**Material for the task**
+++

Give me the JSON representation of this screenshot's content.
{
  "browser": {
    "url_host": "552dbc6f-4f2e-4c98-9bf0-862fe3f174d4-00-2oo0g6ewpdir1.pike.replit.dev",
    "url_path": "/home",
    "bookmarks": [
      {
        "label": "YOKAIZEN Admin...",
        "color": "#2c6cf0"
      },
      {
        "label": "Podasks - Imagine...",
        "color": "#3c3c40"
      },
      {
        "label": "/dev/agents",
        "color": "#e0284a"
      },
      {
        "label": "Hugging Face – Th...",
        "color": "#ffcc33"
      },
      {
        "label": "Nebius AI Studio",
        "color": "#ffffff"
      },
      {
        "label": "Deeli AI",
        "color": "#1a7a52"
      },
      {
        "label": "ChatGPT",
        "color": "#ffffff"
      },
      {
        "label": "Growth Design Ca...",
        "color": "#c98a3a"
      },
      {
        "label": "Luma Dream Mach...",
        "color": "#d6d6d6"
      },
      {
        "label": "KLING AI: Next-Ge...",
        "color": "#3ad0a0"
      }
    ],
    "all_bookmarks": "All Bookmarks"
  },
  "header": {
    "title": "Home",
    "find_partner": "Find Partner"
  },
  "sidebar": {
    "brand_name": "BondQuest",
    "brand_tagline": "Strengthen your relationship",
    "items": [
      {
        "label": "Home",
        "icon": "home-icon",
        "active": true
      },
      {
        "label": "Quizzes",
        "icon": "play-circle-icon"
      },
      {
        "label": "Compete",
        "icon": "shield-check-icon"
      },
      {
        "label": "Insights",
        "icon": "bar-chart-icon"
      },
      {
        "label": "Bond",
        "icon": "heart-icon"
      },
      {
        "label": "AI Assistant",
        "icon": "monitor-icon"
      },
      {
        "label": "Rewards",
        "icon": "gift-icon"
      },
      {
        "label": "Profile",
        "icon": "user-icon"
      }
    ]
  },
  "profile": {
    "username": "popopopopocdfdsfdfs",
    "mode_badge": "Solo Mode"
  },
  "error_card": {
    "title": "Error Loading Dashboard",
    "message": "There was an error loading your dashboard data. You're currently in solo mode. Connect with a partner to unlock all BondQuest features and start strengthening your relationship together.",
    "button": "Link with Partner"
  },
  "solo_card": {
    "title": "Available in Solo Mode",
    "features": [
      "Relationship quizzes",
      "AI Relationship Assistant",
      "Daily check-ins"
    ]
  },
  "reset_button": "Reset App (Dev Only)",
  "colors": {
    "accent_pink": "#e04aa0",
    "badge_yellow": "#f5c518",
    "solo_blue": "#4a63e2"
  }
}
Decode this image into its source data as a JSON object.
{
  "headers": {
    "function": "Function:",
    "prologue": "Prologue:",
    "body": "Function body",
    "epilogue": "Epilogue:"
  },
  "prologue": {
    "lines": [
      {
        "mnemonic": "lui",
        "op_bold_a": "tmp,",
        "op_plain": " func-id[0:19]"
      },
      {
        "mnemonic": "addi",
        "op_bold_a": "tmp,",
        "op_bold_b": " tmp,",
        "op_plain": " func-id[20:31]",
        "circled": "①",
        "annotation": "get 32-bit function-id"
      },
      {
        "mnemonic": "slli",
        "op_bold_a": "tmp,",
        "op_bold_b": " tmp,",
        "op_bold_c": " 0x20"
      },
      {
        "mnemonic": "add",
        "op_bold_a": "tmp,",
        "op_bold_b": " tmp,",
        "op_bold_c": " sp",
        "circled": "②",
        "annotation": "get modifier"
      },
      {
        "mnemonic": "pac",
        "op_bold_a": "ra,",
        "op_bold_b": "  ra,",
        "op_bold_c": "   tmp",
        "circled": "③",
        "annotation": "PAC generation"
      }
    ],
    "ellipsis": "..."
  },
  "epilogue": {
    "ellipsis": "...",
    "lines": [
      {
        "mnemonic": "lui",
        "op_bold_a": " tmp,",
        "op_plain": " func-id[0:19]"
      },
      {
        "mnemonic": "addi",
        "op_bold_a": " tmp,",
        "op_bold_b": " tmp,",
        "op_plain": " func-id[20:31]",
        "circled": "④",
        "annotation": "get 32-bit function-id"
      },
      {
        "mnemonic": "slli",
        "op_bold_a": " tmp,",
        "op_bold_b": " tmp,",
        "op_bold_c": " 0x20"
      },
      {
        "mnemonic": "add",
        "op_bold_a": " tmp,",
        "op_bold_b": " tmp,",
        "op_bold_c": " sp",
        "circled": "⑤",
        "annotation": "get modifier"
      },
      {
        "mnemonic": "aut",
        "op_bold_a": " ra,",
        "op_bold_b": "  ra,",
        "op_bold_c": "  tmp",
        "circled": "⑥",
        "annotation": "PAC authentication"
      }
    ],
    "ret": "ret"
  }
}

+++

**Description of the task**
List all lines from the entries that include the word "circled".

**Response to the exercise**
        "circled": "①",
        "circled": "②",
        "circled": "③",
        "circled": "④",
        "circled": "⑤",
        "circled": "⑥",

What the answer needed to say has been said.